-- Required work --
Reproduce verbatim the part of the listing that opens with the line containing "back-icon[interactable] [349,986,367,1004]" and closes with the line containing "own-avatar [71,454,99,482]", including both of those lines.
· · · · · · ·
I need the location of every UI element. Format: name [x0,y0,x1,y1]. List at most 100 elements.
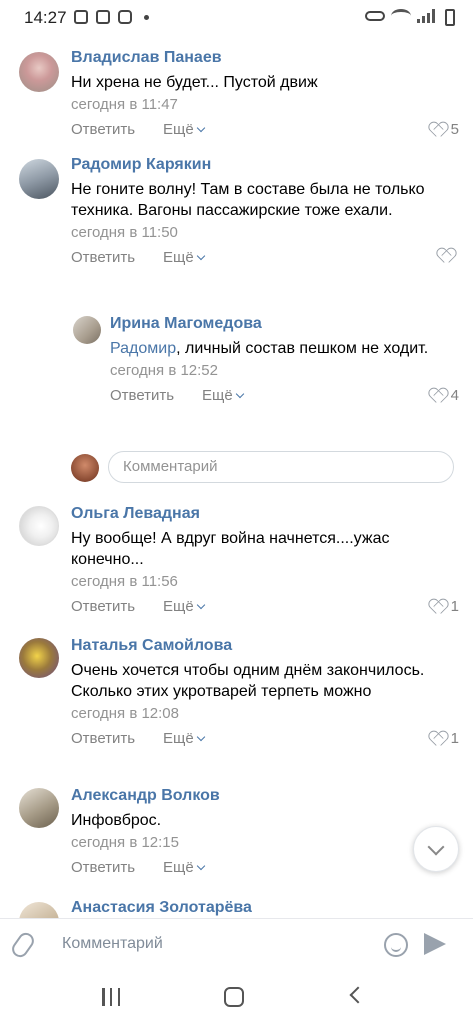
back-icon[interactable] [349,986,367,1004]
chevron-down-icon [196,123,205,133]
comment-time: сегодня в 11:56 [71,573,178,590]
comment-time: сегодня в 12:52 [110,362,218,379]
comment-author[interactable]: Александр Волков [71,786,459,806]
comment-actions: Ответить Ещё 1 [71,598,459,620]
comment-author[interactable]: Анастасия Золотарёва [71,898,459,918]
notification-icon [74,10,88,24]
comment-time: сегодня в 12:08 [71,705,179,722]
battery-icon [445,9,455,26]
scroll-down-button[interactable] [413,826,459,872]
like-button[interactable]: 1 [430,730,459,747]
more-label: Ещё [163,598,194,615]
comment-author[interactable]: Радомир Карякин [71,155,459,175]
like-button[interactable]: 4 [430,387,459,404]
reply-button[interactable]: Ответить [71,249,135,266]
comment-item: Анастасия Золотарёва [0,890,473,918]
comment-text: Ни хрена не будет... Пустой движ [71,74,318,91]
more-label: Ещё [163,730,194,747]
comment-text-body: , личный состав пешком не ходит. [176,340,429,357]
send-icon[interactable] [424,933,446,955]
comment-actions: Ответить Ещё [71,859,459,881]
comment-author[interactable]: Владислав Панаев [71,48,459,68]
more-button[interactable]: Ещё [163,249,205,266]
chevron-down-icon [196,732,205,742]
signal-icon [417,9,435,23]
comment-text: Не гоните волну! Там в составе была не т… [71,181,425,219]
heart-icon [438,249,454,263]
comment-item: Ольга Левадная Ну вообще! А вдруг война … [0,496,473,631]
comment-item: Александр Волков Инфовброс. сегодня в 12… [0,780,473,890]
comments-feed[interactable]: Владислав Панаев Ни хрена не будет... Пу… [0,36,473,918]
own-avatar [71,454,99,482]
comment-input[interactable]: Комментарий [62,933,163,955]
more-button[interactable]: Ещё [202,387,244,404]
image-icon [96,10,110,24]
avatar[interactable] [19,902,59,918]
system-icons [365,9,435,23]
avatar[interactable] [19,788,59,828]
chevron-down-icon [427,838,445,856]
avatar[interactable] [19,159,59,199]
like-button[interactable]: 5 [430,121,459,138]
comment-text: Инфовброс. [71,812,162,829]
attach-icon[interactable] [8,929,38,961]
comment-item: Владислав Панаев Ни хрена не будет... Пу… [0,42,473,152]
like-count: 1 [450,730,459,747]
status-bar: 14:27 [0,0,473,36]
reply-comment-input[interactable]: Комментарий [108,451,454,483]
comment-text: Радомир, личный состав пешком не ходит. [110,338,459,359]
avatar[interactable] [19,638,59,678]
instagram-icon [118,10,132,24]
avatar[interactable] [19,52,59,92]
reply-button[interactable]: Ответить [71,598,135,615]
comment-item: Наталья Самойлова Очень хочется чтобы од… [0,628,473,778]
reply-button[interactable]: Ответить [71,730,135,747]
heart-icon [430,389,446,403]
recent-apps-icon[interactable] [102,988,120,1006]
avatar[interactable] [19,506,59,546]
more-button[interactable]: Ещё [163,859,205,876]
reply-item: Ирина Магомедова Радомир, личный состав … [0,312,473,442]
comment-actions: Ответить Ещё 4 [110,387,459,409]
more-notifications-icon [144,14,149,20]
heart-icon [430,732,446,746]
more-label: Ещё [163,121,194,138]
comment-actions: Ответить Ещё [71,249,459,271]
more-button[interactable]: Ещё [163,598,205,615]
like-count: 5 [450,121,459,138]
more-label: Ещё [163,859,194,876]
comment-author[interactable]: Ольга Левадная [71,504,459,524]
more-label: Ещё [163,249,194,266]
comment-author[interactable]: Ирина Магомедова [110,314,459,334]
comment-time: сегодня в 11:47 [71,96,178,113]
chevron-down-icon [196,861,205,871]
reply-button[interactable]: Ответить [71,121,135,138]
like-button[interactable] [438,249,459,263]
vpn-key-icon [365,11,385,21]
comment-composer: Комментарий [0,918,473,972]
heart-icon [430,123,446,137]
comment-item: Радомир Карякин Не гоните волну! Там в с… [0,152,473,312]
wifi-icon [391,9,411,23]
more-button[interactable]: Ещё [163,730,205,747]
comment-time: сегодня в 12:15 [71,834,179,851]
more-button[interactable]: Ещё [163,121,205,138]
notification-icons [74,10,149,24]
system-navigation-bar [0,972,473,1024]
comment-author[interactable]: Наталья Самойлова [71,636,459,656]
reply-button[interactable]: Ответить [71,859,135,876]
avatar[interactable] [73,316,101,344]
like-count: 4 [450,387,459,404]
chevron-down-icon [235,389,244,399]
status-time: 14:27 [24,8,67,27]
comment-actions: Ответить Ещё 5 [71,121,459,143]
like-button[interactable]: 1 [430,598,459,615]
like-count: 1 [450,598,459,615]
mention-link[interactable]: Радомир [110,340,176,357]
reply-button[interactable]: Ответить [110,387,174,404]
emoji-icon[interactable] [384,933,408,957]
heart-icon [430,600,446,614]
home-icon[interactable] [224,987,244,1007]
chevron-down-icon [196,600,205,610]
comment-time: сегодня в 11:50 [71,224,178,241]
· · · · · · ·
-- Expected answer --
back-icon[interactable] [349,986,367,1004]
chevron-down-icon [196,123,205,133]
comment-time: сегодня в 11:56 [71,573,178,590]
comment-time: сегодня в 12:52 [110,362,218,379]
comment-author[interactable]: Александр Волков [71,786,459,806]
comment-actions: Ответить Ещё 1 [71,598,459,620]
comment-author[interactable]: Анастасия Золотарёва [71,898,459,918]
notification-icon [74,10,88,24]
comment-time: сегодня в 12:08 [71,705,179,722]
battery-icon [445,9,455,26]
scroll-down-button[interactable] [413,826,459,872]
like-button[interactable]: 1 [430,730,459,747]
more-label: Ещё [163,598,194,615]
comment-author[interactable]: Радомир Карякин [71,155,459,175]
like-button[interactable]: 4 [430,387,459,404]
reply-button[interactable]: Ответить [71,249,135,266]
comment-item: Анастасия Золотарёва [0,890,473,918]
comment-text: Ни хрена не будет... Пустой движ [71,74,318,91]
more-label: Ещё [163,730,194,747]
comment-text-body: , личный состав пешком не ходит. [176,340,429,357]
send-icon[interactable] [424,933,446,955]
comment-actions: Ответить Ещё [71,859,459,881]
comment-author[interactable]: Владислав Панаев [71,48,459,68]
more-button[interactable]: Ещё [163,249,205,266]
chevron-down-icon [196,732,205,742]
signal-icon [417,9,435,23]
comment-text: Не гоните волну! Там в составе была не т… [71,181,425,219]
heart-icon [438,249,454,263]
comment-item: Ольга Левадная Ну вообще! А вдруг война … [0,496,473,631]
comment-item: Александр Волков Инфовброс. сегодня в 12… [0,780,473,890]
comments-feed[interactable]: Владислав Панаев Ни хрена не будет... Пу… [0,36,473,918]
own-avatar [71,454,99,482]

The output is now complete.